◆ Dataset excerpts:
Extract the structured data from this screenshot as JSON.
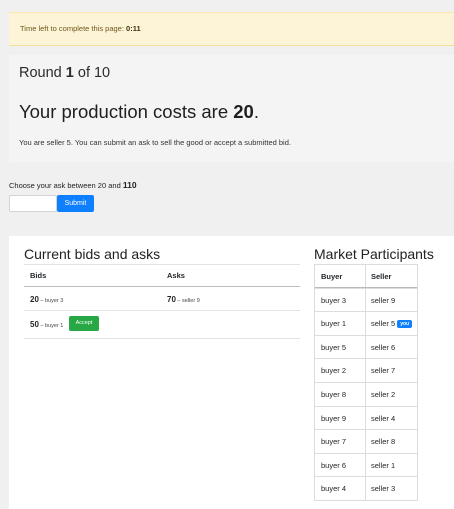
{
  "timer": {
    "label": "Time left to complete this page:",
    "value": "0:11"
  },
  "round": {
    "prefix": "Round",
    "current": "1",
    "suffix": "of 10"
  },
  "costs": {
    "prefix": "Your production costs are",
    "value": "20",
    "suffix": "."
  },
  "role_text": "You are seller 5. You can submit an ask to sell the good or accept a submitted bid.",
  "ask": {
    "prefix": "Choose your ask between 20 and",
    "max": "110",
    "input_value": "",
    "submit_label": "Submit"
  },
  "bids_panel": {
    "title": "Current bids and asks",
    "headers": [
      "Bids",
      "Asks"
    ],
    "rows": [
      {
        "bid_value": "20",
        "bid_who": " – buyer 3",
        "ask_value": "70",
        "ask_who": " – seller 9"
      },
      {
        "bid_value": "50",
        "bid_who": " – buyer 1",
        "accept_label": "Accept"
      }
    ]
  },
  "participants": {
    "title": "Market Participants",
    "headers": [
      "Buyer",
      "Seller"
    ],
    "rows": [
      [
        "buyer 3",
        "seller 9"
      ],
      [
        "buyer 1",
        "seller 5"
      ],
      [
        "buyer 5",
        "seller 6"
      ],
      [
        "buyer 2",
        "seller 7"
      ],
      [
        "buyer 8",
        "seller 2"
      ],
      [
        "buyer 9",
        "seller 4"
      ],
      [
        "buyer 7",
        "seller 8"
      ],
      [
        "buyer 6",
        "seller 1"
      ],
      [
        "buyer 4",
        "seller 3"
      ]
    ],
    "you_badge": "you"
  },
  "colors": {
    "primary": "#0d7fff",
    "success": "#28a745",
    "warning_bg": "#fdf3d6"
  }
}
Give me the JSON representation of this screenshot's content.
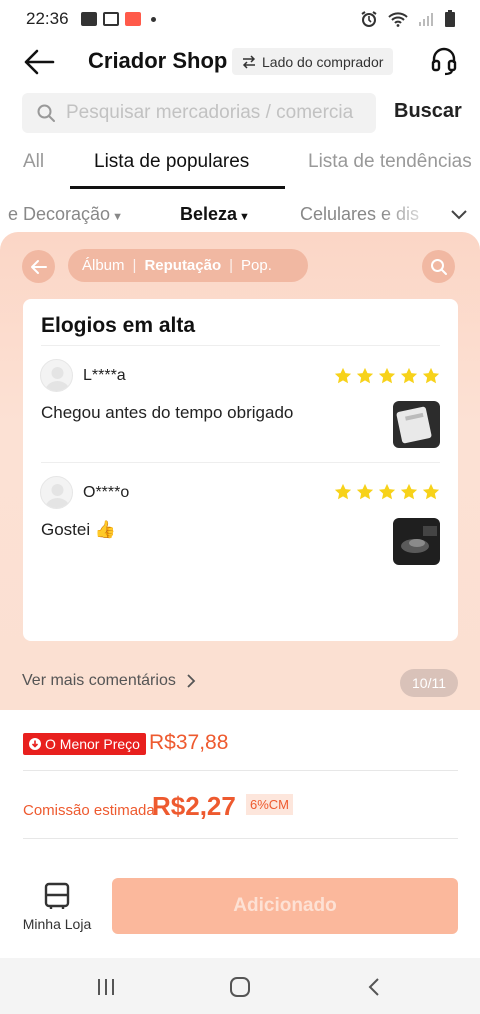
{
  "status_bar": {
    "time": "22:36"
  },
  "header": {
    "title": "Criador Shop",
    "buyer_side": "Lado do comprador"
  },
  "search": {
    "placeholder": "Pesquisar mercadorias / comercia",
    "button_label": "Buscar"
  },
  "tabs": [
    {
      "label": "All"
    },
    {
      "label": "Lista de populares"
    },
    {
      "label": "Lista de tendências"
    }
  ],
  "categories": [
    {
      "label": "e Decoração"
    },
    {
      "label": "Beleza"
    },
    {
      "label": "Celulares e dis"
    }
  ],
  "review_panel": {
    "segments": [
      "Álbum",
      "Reputação",
      "Pop."
    ],
    "card_title": "Elogios em alta",
    "reviews": [
      {
        "user": "L****a",
        "rating": 5,
        "text": "Chegou antes do tempo obrigado"
      },
      {
        "user": "O****o",
        "rating": 5,
        "text": "Gostei 👍"
      }
    ],
    "more_label": "Ver mais comentários",
    "pager": "10/11"
  },
  "price": {
    "badge": "O Menor Preço",
    "value": "R$37,88"
  },
  "commission": {
    "label": "Comissão estimada",
    "value": "R$2,27",
    "percent": "6%CM"
  },
  "bottom_bar": {
    "store_label": "Minha Loja",
    "add_button": "Adicionado"
  },
  "colors": {
    "accent": "#ee5a2f",
    "badge_red": "#e8201e",
    "panel_bg": "#fbd6c6",
    "star": "#f7d21a",
    "add_button": "#fbb89c"
  }
}
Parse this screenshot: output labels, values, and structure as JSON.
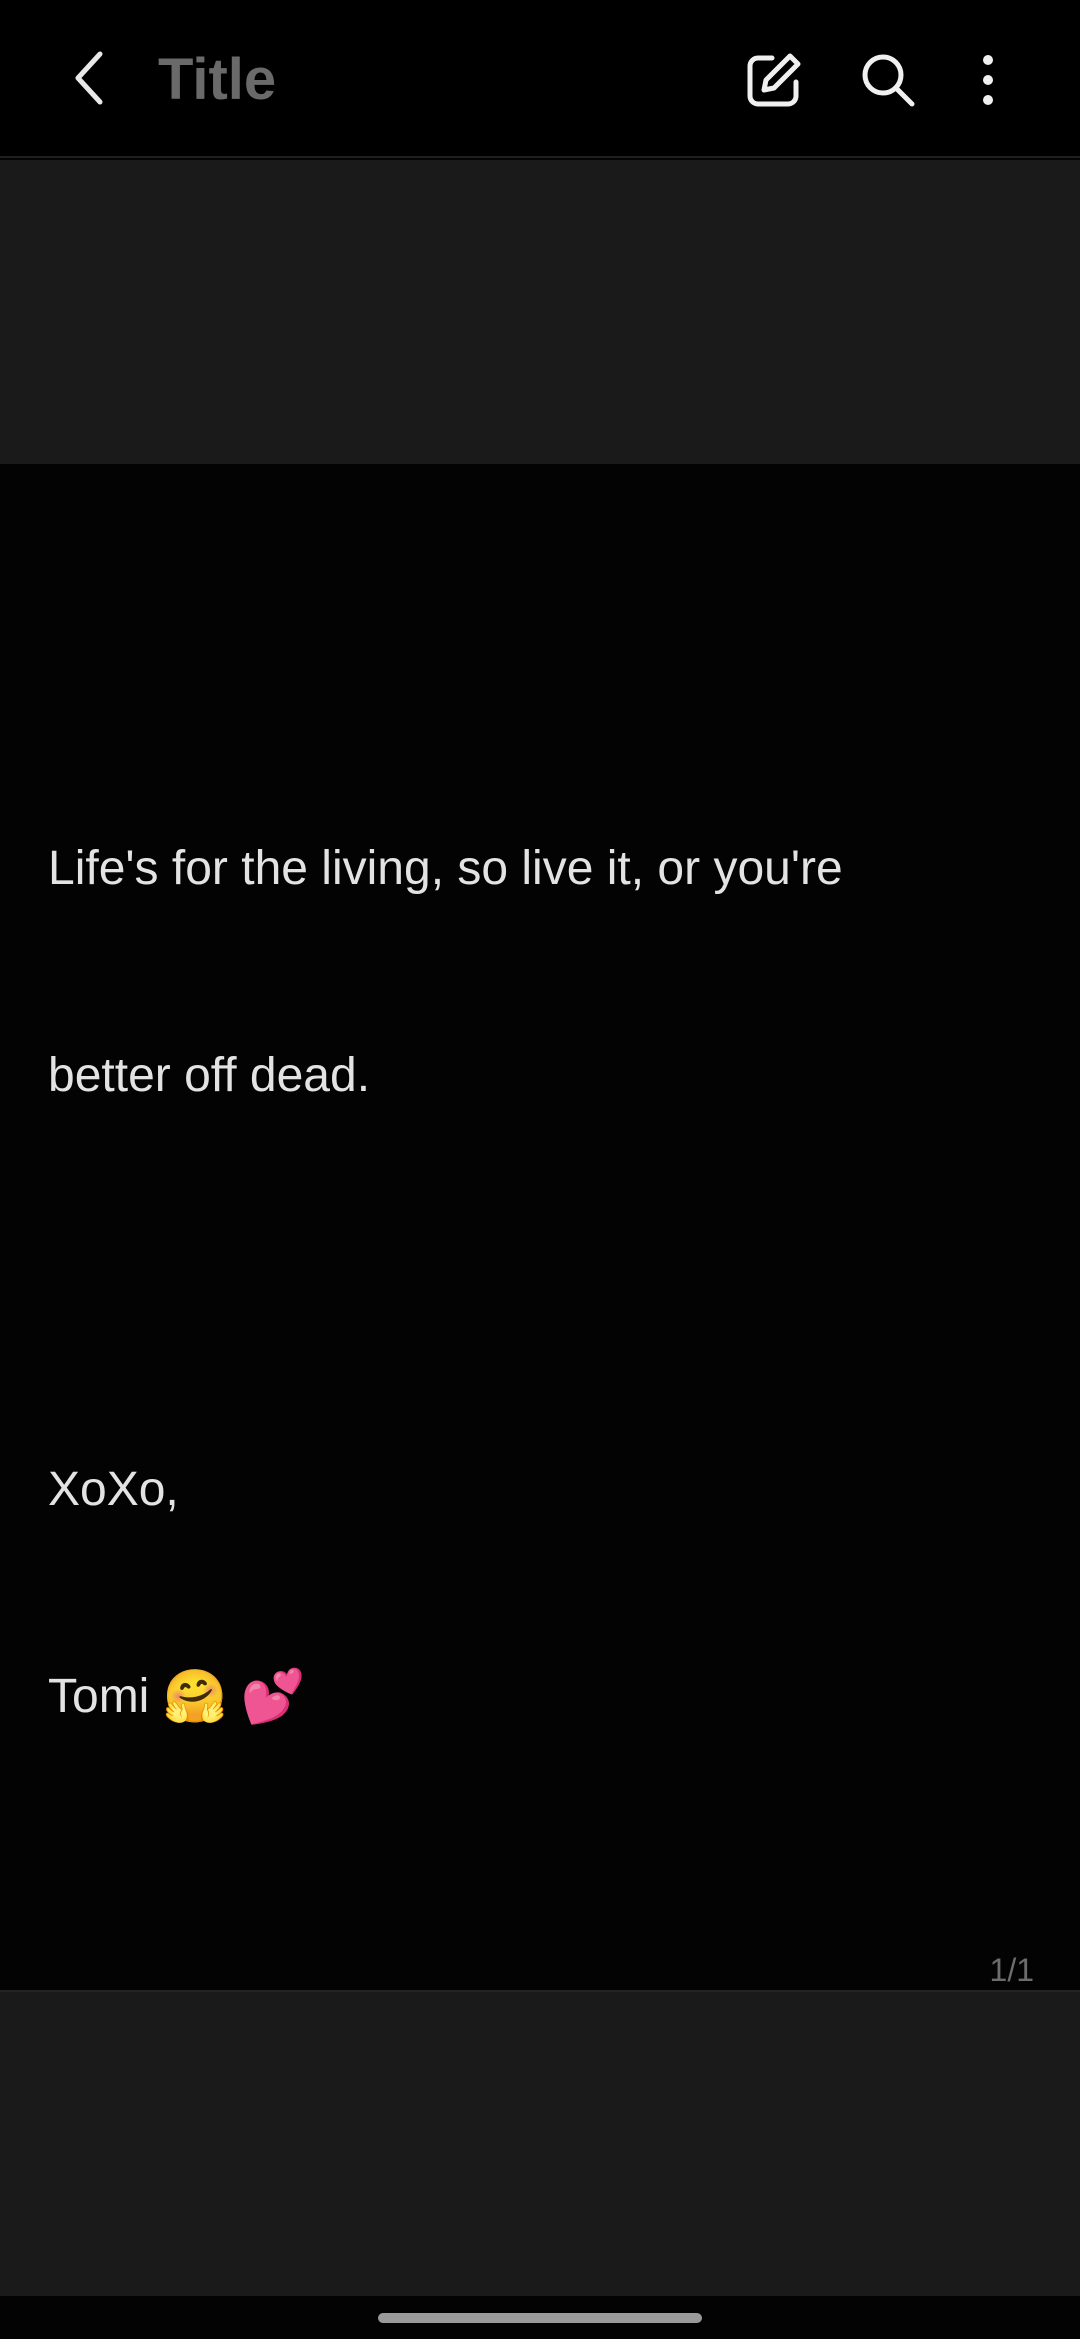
{
  "header": {
    "title": "Title",
    "back_icon": "chevron-left-icon",
    "edit_icon": "edit-icon",
    "search_icon": "search-icon",
    "more_icon": "more-vert-icon"
  },
  "note": {
    "line1": "Life's for the living, so live it, or you're",
    "line2": "better off dead.",
    "line3": "XoXo,",
    "line4_text": "Tomi ",
    "emoji1": "🤗",
    "emoji2": "💕"
  },
  "page_indicator": "1/1",
  "colors": {
    "background": "#030303",
    "bar": "#000000",
    "band": "#1a1a1a",
    "title_text": "#6a6a6a",
    "body_text": "#e3e3e3"
  }
}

◆ Exercise details:
What is the number of lines that contain "prefix"? Reply with that number alone.

◆ Reply to the task:
3